## What to do
From the listing below, pick out each line with the word "шоссе".

## Items
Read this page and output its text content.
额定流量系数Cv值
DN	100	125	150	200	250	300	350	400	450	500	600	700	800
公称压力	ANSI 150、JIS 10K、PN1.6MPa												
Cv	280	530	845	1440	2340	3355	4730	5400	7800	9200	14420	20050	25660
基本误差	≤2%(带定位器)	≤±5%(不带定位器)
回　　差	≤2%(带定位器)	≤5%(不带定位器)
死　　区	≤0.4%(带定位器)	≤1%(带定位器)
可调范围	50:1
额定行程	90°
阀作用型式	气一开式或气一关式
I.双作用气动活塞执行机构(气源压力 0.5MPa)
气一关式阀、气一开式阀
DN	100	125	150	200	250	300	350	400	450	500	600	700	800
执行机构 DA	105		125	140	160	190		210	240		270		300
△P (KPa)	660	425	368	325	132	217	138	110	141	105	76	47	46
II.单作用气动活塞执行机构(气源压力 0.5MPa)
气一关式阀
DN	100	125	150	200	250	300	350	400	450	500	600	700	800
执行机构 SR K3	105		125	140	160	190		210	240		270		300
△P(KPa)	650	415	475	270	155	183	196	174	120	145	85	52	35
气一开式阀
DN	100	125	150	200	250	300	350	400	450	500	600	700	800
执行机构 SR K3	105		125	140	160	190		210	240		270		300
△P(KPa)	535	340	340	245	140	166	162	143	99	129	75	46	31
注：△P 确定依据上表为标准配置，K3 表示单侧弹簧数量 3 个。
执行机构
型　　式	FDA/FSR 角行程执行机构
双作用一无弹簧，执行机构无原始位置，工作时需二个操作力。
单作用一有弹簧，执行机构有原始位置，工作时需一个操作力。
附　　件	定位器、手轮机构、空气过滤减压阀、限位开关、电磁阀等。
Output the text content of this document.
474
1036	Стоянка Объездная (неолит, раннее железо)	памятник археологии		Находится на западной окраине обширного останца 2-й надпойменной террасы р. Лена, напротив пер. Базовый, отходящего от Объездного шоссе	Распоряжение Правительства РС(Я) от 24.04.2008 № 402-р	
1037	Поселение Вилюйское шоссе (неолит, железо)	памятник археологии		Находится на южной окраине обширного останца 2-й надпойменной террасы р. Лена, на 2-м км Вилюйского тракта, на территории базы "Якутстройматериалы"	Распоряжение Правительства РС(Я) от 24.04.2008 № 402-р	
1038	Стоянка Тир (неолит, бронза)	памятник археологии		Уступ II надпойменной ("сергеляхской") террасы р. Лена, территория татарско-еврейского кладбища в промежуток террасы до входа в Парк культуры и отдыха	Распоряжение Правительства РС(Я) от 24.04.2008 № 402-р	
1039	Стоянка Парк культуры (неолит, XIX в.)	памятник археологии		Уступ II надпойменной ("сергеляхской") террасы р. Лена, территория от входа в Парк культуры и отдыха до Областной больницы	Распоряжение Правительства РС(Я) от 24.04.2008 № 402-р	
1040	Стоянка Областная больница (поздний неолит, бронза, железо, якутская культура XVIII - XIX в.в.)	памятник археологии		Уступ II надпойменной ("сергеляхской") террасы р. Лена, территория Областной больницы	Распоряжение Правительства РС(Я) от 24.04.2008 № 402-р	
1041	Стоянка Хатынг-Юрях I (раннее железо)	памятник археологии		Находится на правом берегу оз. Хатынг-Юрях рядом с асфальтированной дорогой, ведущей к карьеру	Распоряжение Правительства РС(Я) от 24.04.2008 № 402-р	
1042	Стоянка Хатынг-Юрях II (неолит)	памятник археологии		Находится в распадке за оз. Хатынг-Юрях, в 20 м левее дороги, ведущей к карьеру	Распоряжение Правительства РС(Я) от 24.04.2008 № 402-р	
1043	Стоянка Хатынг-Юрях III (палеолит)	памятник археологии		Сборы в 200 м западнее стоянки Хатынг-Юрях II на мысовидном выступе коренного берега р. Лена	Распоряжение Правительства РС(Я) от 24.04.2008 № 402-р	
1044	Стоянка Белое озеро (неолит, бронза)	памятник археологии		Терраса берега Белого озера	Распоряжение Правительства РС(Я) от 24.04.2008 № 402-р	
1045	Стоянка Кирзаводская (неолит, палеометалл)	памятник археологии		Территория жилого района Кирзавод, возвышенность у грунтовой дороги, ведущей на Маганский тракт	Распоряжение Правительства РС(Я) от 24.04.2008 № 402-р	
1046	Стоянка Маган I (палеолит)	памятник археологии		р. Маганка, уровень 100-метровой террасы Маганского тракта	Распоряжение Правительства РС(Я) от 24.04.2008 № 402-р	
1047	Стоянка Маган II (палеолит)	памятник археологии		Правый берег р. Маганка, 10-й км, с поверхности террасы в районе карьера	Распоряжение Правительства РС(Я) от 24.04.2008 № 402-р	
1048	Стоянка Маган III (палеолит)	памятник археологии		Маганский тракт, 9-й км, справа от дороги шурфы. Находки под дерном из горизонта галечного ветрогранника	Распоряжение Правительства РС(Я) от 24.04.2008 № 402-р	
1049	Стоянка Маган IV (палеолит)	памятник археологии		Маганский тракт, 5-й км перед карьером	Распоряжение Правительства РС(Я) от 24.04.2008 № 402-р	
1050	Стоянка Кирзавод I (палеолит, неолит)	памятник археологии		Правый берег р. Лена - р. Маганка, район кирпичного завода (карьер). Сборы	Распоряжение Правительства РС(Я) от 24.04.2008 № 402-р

## Answer to this exercise
1036	Стоянка Объездная (неолит, раннее железо)	памятник археологии		Находится на западной окраине обширного останца 2-й надпойменной террасы р. Лена, напротив пер. Базовый, отходящего от Объездного шоссе	Распоряжение Правительства РС(Я) от 24.04.2008 № 402-р	
1037	Поселение Вилюйское шоссе (неолит, железо)	памятник археологии		Находится на южной окраине обширного останца 2-й надпойменной террасы р. Лена, на 2-м км Вилюйского тракта, на территории базы "Якутстройматериалы"	Распоряжение Правительства РС(Я) от 24.04.2008 № 402-р	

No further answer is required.